=== Given problem ===
Go through the entries below and pick out every line with "WYCOMBE".

****************

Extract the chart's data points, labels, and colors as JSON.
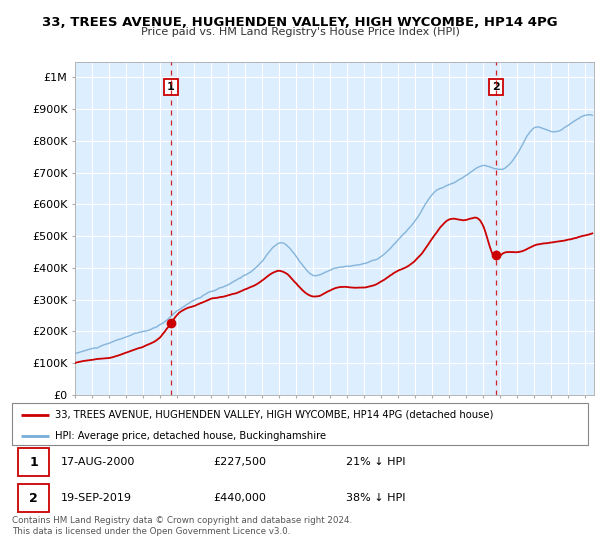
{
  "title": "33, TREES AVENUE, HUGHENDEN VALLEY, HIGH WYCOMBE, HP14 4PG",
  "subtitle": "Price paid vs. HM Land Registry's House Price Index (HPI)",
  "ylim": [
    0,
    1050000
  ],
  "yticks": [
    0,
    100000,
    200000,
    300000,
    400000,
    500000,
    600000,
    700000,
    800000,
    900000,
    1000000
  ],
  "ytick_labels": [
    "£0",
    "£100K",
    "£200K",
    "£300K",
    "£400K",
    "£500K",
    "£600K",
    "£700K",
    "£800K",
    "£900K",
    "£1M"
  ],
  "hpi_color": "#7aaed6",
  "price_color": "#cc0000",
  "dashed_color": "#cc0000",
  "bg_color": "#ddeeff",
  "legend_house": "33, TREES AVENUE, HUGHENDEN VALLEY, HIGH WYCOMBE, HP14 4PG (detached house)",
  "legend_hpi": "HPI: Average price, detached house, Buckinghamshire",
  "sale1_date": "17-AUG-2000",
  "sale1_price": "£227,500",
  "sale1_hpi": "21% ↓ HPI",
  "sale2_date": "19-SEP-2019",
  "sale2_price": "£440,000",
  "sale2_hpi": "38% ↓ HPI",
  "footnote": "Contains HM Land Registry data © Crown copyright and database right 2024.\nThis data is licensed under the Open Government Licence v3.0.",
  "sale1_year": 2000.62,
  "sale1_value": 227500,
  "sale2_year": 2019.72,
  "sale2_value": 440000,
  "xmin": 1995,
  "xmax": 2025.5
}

****************

=== Output for this task ===
  "title": "33, TREES AVENUE, HUGHENDEN VALLEY, HIGH WYCOMBE, HP14 4PG",
  "legend_house": "33, TREES AVENUE, HUGHENDEN VALLEY, HIGH WYCOMBE, HP14 4PG (detached house)",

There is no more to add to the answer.